> What you should do: Repeat the material below exactly, line for line.

> Data lines:
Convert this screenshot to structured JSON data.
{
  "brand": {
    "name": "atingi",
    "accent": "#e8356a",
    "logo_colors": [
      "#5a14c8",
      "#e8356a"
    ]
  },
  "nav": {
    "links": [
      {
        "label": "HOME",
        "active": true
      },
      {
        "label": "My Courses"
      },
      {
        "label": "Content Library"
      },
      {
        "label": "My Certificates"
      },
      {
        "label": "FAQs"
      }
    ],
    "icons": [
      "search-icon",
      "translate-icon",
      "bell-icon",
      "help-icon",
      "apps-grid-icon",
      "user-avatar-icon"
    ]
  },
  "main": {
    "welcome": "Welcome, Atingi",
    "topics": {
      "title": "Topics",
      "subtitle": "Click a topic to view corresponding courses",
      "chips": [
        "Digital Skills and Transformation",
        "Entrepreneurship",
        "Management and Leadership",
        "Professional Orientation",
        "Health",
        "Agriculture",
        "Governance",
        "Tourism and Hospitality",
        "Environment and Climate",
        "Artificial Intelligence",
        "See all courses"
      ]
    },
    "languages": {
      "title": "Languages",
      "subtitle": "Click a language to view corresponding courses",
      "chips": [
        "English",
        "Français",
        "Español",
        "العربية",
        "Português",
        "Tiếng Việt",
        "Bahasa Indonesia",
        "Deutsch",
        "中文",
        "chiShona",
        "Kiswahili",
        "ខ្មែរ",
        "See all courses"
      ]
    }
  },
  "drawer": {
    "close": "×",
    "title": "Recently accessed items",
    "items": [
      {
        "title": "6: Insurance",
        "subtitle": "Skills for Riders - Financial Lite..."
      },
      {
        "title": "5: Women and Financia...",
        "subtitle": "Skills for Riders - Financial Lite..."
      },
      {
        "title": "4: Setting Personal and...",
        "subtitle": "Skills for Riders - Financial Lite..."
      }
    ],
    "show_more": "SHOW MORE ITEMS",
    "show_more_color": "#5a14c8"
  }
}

> Task answer:
Convert this screenshot to structured JSON data.
{
  "brand": {
    "name": "atingi",
    "accent": "#e8356a",
    "logo_colors": [
      "#5a14c8",
      "#e8356a"
    ]
  },
  "nav": {
    "links": [
      {
        "label": "HOME",
        "active": true
      },
      {
        "label": "My Courses"
      },
      {
        "label": "Content Library"
      },
      {
        "label": "My Certificates"
      },
      {
        "label": "FAQs"
      }
    ],
    "icons": [
      "search-icon",
      "translate-icon",
      "bell-icon",
      "help-icon",
      "apps-grid-icon",
      "user-avatar-icon"
    ]
  },
  "main": {
    "welcome": "Welcome, Atingi",
    "topics": {
      "title": "Topics",
      "subtitle": "Click a topic to view corresponding courses",
      "chips": [
        "Digital Skills and Transformation",
        "Entrepreneurship",
        "Management and Leadership",
        "Professional Orientation",
        "Health",
        "Agriculture",
        "Governance",
        "Tourism and Hospitality",
        "Environment and Climate",
        "Artificial Intelligence",
        "See all courses"
      ]
    },
    "languages": {
      "title": "Languages",
      "subtitle": "Click a language to view corresponding courses",
      "chips": [
        "English",
        "Français",
        "Español",
        "العربية",
        "Português",
        "Tiếng Việt",
        "Bahasa Indonesia",
        "Deutsch",
        "中文",
        "chiShona",
        "Kiswahili",
        "ខ្មែរ",
        "See all courses"
      ]
    }
  },
  "drawer": {
    "close": "×",
    "title": "Recently accessed items",
    "items": [
      {
        "title": "6: Insurance",
        "subtitle": "Skills for Riders - Financial Lite..."
      },
      {
        "title": "5: Women and Financia...",
        "subtitle": "Skills for Riders - Financial Lite..."
      },
      {
        "title": "4: Setting Personal and...",
        "subtitle": "Skills for Riders - Financial Lite..."
      }
    ],
    "show_more": "SHOW MORE ITEMS",
    "show_more_color": "#5a14c8"
  }
}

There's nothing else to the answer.